Recorded information:
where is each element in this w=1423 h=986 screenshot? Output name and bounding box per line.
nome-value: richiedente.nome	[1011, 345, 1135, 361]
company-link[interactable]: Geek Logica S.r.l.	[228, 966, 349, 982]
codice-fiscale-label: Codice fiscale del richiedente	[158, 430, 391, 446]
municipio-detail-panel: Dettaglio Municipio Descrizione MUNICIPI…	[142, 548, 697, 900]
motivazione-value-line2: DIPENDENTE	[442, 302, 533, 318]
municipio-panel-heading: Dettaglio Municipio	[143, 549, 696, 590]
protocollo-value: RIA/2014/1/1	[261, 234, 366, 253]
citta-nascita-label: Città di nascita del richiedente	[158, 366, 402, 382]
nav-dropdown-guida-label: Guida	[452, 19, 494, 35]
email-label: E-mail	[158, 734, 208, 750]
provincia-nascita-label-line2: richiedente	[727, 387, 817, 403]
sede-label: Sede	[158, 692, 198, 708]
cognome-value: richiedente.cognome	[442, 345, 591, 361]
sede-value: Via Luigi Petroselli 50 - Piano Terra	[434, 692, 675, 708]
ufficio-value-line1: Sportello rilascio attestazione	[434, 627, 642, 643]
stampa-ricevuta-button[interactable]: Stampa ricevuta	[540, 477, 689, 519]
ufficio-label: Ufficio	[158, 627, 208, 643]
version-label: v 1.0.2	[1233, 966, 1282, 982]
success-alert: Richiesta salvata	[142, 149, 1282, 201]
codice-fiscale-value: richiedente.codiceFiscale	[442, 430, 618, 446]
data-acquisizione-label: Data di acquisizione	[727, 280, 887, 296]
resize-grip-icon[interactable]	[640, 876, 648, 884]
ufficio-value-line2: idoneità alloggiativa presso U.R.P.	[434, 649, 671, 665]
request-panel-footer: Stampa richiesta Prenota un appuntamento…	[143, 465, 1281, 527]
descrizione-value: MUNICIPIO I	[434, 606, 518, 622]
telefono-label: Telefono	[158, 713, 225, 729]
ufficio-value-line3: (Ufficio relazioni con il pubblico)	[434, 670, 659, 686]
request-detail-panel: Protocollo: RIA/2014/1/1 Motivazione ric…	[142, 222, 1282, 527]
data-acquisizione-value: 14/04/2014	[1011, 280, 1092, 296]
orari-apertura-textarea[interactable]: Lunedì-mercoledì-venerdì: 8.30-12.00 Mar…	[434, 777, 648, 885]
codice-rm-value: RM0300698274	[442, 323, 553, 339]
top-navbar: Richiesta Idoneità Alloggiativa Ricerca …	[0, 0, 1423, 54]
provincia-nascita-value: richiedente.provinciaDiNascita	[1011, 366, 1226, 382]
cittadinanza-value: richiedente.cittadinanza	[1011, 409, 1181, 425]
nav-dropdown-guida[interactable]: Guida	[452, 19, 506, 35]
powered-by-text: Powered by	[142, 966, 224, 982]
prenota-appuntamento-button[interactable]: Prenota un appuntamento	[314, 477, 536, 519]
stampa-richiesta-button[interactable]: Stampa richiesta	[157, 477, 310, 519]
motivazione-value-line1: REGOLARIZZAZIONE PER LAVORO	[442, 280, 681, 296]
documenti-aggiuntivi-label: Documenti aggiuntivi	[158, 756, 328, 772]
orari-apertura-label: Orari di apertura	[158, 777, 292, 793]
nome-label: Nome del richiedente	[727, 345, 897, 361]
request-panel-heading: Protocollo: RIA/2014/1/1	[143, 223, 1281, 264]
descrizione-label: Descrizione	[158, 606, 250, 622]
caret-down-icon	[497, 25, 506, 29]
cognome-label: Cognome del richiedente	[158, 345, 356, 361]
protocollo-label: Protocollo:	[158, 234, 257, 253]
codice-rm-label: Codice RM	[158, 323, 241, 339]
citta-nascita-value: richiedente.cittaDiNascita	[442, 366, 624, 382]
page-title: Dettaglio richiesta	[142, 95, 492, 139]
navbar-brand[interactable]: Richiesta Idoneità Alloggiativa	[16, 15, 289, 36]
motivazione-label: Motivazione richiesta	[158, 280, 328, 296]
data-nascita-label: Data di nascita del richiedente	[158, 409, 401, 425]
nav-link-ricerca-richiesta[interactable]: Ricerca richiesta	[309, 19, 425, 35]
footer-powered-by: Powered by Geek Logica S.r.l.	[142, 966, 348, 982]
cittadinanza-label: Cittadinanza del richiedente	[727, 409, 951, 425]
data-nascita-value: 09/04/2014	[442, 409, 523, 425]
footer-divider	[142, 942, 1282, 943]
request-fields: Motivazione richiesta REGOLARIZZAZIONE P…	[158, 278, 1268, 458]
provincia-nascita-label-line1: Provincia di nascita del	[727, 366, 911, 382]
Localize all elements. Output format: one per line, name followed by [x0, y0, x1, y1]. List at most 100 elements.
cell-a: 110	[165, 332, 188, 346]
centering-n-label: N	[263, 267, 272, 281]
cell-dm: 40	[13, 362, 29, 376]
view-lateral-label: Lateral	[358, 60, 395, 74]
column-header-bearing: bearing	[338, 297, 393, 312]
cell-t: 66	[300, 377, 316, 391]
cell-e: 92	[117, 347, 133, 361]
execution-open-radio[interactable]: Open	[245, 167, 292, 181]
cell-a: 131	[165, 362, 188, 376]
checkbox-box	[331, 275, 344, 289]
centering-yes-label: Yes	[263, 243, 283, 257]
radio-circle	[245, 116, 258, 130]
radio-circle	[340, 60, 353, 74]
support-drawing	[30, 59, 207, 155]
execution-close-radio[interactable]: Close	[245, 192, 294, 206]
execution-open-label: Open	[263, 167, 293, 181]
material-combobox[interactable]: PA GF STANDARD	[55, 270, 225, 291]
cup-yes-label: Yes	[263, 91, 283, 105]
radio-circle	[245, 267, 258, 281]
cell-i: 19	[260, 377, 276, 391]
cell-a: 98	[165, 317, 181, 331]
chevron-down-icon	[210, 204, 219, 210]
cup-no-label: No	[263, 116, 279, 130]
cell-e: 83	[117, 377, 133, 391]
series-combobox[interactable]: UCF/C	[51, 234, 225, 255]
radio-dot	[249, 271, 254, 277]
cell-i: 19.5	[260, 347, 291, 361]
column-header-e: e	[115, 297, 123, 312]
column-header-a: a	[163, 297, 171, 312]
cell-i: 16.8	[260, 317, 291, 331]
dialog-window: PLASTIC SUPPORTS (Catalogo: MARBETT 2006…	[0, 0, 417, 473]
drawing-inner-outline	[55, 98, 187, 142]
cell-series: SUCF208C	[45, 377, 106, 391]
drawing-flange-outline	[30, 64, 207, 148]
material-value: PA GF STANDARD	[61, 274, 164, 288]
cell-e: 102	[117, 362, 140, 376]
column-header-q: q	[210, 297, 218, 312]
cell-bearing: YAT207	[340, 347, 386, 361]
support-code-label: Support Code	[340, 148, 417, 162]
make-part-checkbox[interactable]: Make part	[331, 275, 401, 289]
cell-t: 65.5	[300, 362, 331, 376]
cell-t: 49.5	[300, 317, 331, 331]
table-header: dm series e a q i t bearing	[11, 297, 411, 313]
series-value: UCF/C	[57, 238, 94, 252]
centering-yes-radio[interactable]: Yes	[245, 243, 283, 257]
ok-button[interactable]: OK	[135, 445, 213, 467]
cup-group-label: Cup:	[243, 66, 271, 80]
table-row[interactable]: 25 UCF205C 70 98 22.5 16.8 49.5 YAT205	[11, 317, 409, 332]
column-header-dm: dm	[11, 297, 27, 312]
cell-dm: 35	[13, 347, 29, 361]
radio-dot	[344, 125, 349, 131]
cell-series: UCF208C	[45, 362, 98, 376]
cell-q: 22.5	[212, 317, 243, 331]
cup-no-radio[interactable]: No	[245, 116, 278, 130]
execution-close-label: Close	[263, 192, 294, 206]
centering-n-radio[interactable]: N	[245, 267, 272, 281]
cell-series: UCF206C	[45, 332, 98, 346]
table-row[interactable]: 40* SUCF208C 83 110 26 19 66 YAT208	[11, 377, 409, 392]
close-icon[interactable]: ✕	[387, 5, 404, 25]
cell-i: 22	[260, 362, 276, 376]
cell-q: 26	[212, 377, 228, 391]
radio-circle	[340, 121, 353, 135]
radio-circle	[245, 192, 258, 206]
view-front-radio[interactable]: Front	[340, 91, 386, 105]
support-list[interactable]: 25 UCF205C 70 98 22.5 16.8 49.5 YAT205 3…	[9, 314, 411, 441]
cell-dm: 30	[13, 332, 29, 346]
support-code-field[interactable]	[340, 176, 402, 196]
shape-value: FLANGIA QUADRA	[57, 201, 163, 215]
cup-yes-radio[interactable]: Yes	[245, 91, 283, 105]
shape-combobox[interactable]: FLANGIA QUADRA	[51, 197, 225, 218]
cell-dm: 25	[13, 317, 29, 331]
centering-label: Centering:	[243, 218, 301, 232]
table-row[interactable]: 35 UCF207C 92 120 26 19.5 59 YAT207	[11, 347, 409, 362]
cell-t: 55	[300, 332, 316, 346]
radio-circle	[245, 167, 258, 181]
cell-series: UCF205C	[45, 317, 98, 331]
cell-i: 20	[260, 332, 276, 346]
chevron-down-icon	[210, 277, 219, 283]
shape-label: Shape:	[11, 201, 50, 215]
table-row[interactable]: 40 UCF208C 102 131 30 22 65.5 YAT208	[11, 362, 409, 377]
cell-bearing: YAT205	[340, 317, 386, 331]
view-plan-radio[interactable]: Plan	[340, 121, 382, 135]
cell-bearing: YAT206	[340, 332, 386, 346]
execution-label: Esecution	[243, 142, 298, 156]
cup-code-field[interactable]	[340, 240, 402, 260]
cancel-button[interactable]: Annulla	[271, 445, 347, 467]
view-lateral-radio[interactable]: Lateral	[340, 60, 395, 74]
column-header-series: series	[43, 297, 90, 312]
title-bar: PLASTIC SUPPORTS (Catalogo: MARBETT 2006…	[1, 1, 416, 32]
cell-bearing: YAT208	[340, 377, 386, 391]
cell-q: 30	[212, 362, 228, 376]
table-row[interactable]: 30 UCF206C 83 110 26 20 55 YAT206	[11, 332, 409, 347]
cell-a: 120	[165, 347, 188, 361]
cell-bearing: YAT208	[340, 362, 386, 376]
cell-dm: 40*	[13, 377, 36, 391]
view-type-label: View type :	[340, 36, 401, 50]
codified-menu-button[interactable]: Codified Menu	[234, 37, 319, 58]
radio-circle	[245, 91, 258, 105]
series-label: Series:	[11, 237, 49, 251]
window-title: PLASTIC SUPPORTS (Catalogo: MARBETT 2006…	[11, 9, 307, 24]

Task requirements: Please reproduce word for word every line from the first one above through the line containing "280, 1092, 296]", including both of those lines.

Result of the task:
where is each element in this w=1423 h=986 screenshot? Output name and bounding box per line.
nome-value: richiedente.nome	[1011, 345, 1135, 361]
company-link[interactable]: Geek Logica S.r.l.	[228, 966, 349, 982]
codice-fiscale-label: Codice fiscale del richiedente	[158, 430, 391, 446]
municipio-detail-panel: Dettaglio Municipio Descrizione MUNICIPI…	[142, 548, 697, 900]
motivazione-value-line2: DIPENDENTE	[442, 302, 533, 318]
municipio-panel-heading: Dettaglio Municipio	[143, 549, 696, 590]
protocollo-value: RIA/2014/1/1	[261, 234, 366, 253]
citta-nascita-label: Città di nascita del richiedente	[158, 366, 402, 382]
nav-dropdown-guida-label: Guida	[452, 19, 494, 35]
email-label: E-mail	[158, 734, 208, 750]
provincia-nascita-label-line2: richiedente	[727, 387, 817, 403]
sede-label: Sede	[158, 692, 198, 708]
cognome-value: richiedente.cognome	[442, 345, 591, 361]
sede-value: Via Luigi Petroselli 50 - Piano Terra	[434, 692, 675, 708]
ufficio-value-line1: Sportello rilascio attestazione	[434, 627, 642, 643]
stampa-ricevuta-button[interactable]: Stampa ricevuta	[540, 477, 689, 519]
ufficio-label: Ufficio	[158, 627, 208, 643]
version-label: v 1.0.2	[1233, 966, 1282, 982]
success-alert: Richiesta salvata	[142, 149, 1282, 201]
codice-fiscale-value: richiedente.codiceFiscale	[442, 430, 618, 446]
data-acquisizione-label: Data di acquisizione	[727, 280, 887, 296]
resize-grip-icon[interactable]	[640, 876, 648, 884]
ufficio-value-line2: idoneità alloggiativa presso U.R.P.	[434, 649, 671, 665]
request-panel-footer: Stampa richiesta Prenota un appuntamento…	[143, 465, 1281, 527]
descrizione-value: MUNICIPIO I	[434, 606, 518, 622]
telefono-label: Telefono	[158, 713, 225, 729]
ufficio-value-line3: (Ufficio relazioni con il pubblico)	[434, 670, 659, 686]
request-detail-panel: Protocollo: RIA/2014/1/1 Motivazione ric…	[142, 222, 1282, 527]
data-acquisizione-value: 14/04/2014	[1011, 280, 1092, 296]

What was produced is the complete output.